Pictures are not part of the copy; repeat everything else in the records exactly.

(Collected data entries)
+++++

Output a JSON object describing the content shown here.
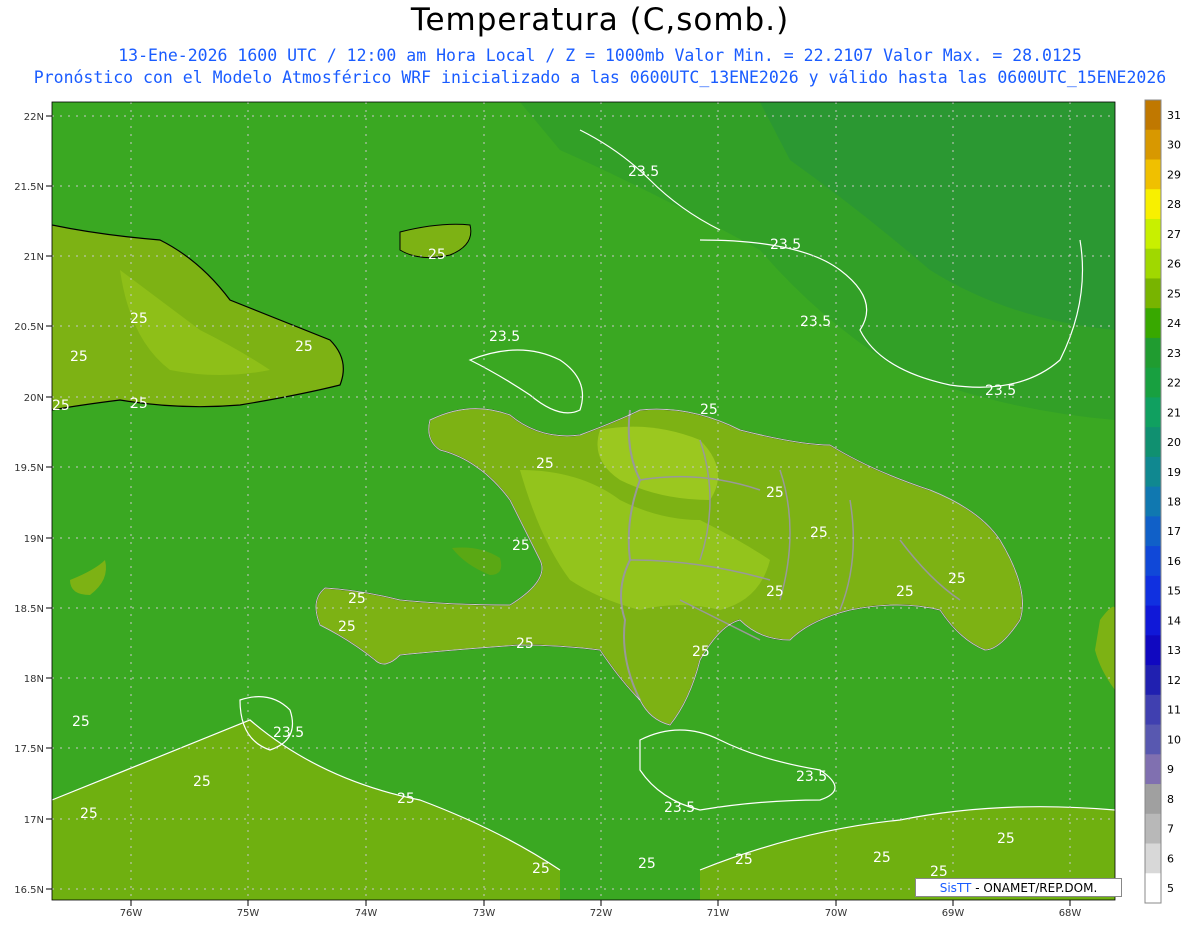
{
  "header": {
    "title": "Temperatura (C,somb.)",
    "line1": "13-Ene-2026 1600 UTC / 12:00 am Hora Local / Z = 1000mb  Valor Min. = 22.2107  Valor Max. = 28.0125",
    "line2": "Pronóstico con el Modelo Atmosférico WRF inicializado a las 0600UTC_13ENE2026 y válido hasta las  0600UTC_15ENE2026"
  },
  "axes": {
    "lat_labels": [
      "22N",
      "21.5N",
      "21N",
      "20.5N",
      "20N",
      "19.5N",
      "19N",
      "18.5N",
      "18N",
      "17.5N",
      "17N",
      "16.5N"
    ],
    "lon_labels": [
      "76W",
      "75W",
      "74W",
      "73W",
      "72W",
      "71W",
      "70W",
      "69W",
      "68W"
    ]
  },
  "contours": {
    "labels": [
      "23.5",
      "25"
    ]
  },
  "colorbar": {
    "ticks": [
      "31",
      "30",
      "29",
      "28",
      "27",
      "26",
      "25",
      "24",
      "23",
      "22",
      "21",
      "20",
      "19",
      "18",
      "17",
      "16",
      "15",
      "14",
      "13",
      "12",
      "11",
      "10",
      "9",
      "8",
      "7",
      "6",
      "5"
    ],
    "colors": [
      "#c07800",
      "#d89800",
      "#f0c000",
      "#f8f000",
      "#c8f000",
      "#a0d800",
      "#78b400",
      "#38a800",
      "#209c30",
      "#18a040",
      "#10a060",
      "#109070",
      "#108890",
      "#1078b0",
      "#1060c8",
      "#1048d8",
      "#1030e0",
      "#1018d8",
      "#1008c0",
      "#2020b0",
      "#4040b0",
      "#5858b0",
      "#8070b0",
      "#a0a0a0",
      "#b8b8b8",
      "#d8d8d8",
      "#ffffff"
    ]
  },
  "credit": {
    "brand": "SisTT",
    "text": "- ONAMET/REP.DOM."
  }
}
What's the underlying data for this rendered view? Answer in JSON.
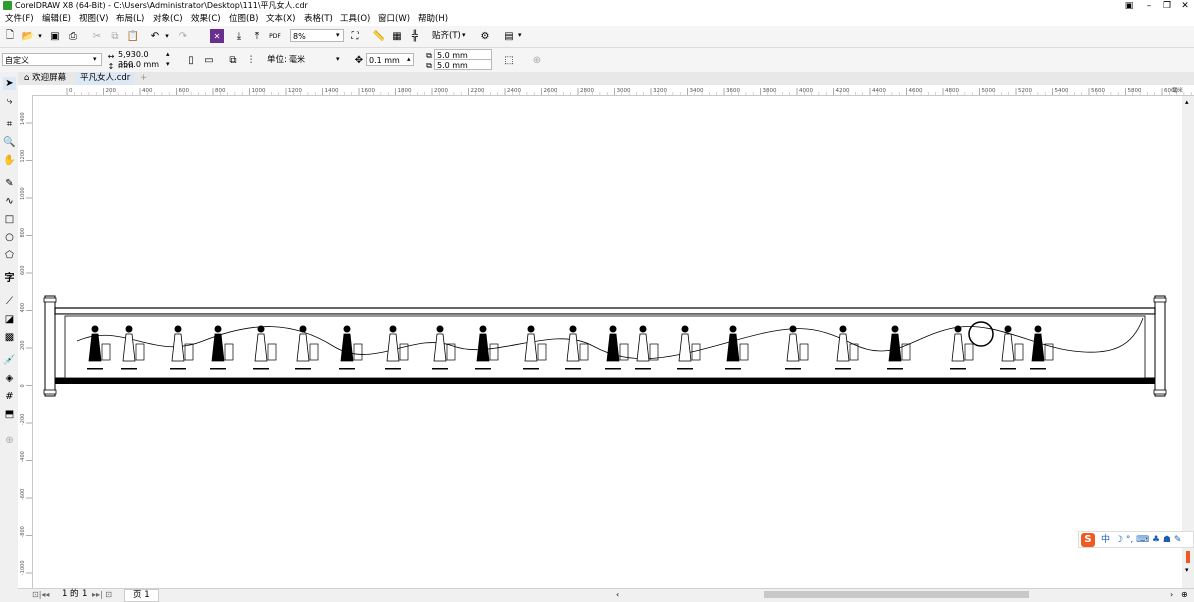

+++++

_The result:_
Output a JSON object describing the content shown here.
{
  "header": {
    "title": "Temperatura (C,somb.)",
    "line1": "13-Ene-2026 1600 UTC / 12:00 am Hora Local / Z = 1000mb  Valor Min. = 22.2107  Valor Max. = 28.0125",
    "line2": "Pronóstico con el Modelo Atmosférico WRF inicializado a las 0600UTC_13ENE2026 y válido hasta las  0600UTC_15ENE2026"
  },
  "axes": {
    "lat_labels": [
      "22N",
      "21.5N",
      "21N",
      "20.5N",
      "20N",
      "19.5N",
      "19N",
      "18.5N",
      "18N",
      "17.5N",
      "17N",
      "16.5N"
    ],
    "lon_labels": [
      "76W",
      "75W",
      "74W",
      "73W",
      "72W",
      "71W",
      "70W",
      "69W",
      "68W"
    ]
  },
  "contours": {
    "labels": [
      "23.5",
      "25"
    ]
  },
  "colorbar": {
    "ticks": [
      "31",
      "30",
      "29",
      "28",
      "27",
      "26",
      "25",
      "24",
      "23",
      "22",
      "21",
      "20",
      "19",
      "18",
      "17",
      "16",
      "15",
      "14",
      "13",
      "12",
      "11",
      "10",
      "9",
      "8",
      "7",
      "6",
      "5"
    ],
    "colors": [
      "#c07800",
      "#d89800",
      "#f0c000",
      "#f8f000",
      "#c8f000",
      "#a0d800",
      "#78b400",
      "#38a800",
      "#209c30",
      "#18a040",
      "#10a060",
      "#109070",
      "#108890",
      "#1078b0",
      "#1060c8",
      "#1048d8",
      "#1030e0",
      "#1018d8",
      "#1008c0",
      "#2020b0",
      "#4040b0",
      "#5858b0",
      "#8070b0",
      "#a0a0a0",
      "#b8b8b8",
      "#d8d8d8",
      "#ffffff"
    ]
  },
  "credit": {
    "brand": "SisTT",
    "text": "- ONAMET/REP.DOM."
  }
}
What's the underlying data for this rendered view? Answer in JSON.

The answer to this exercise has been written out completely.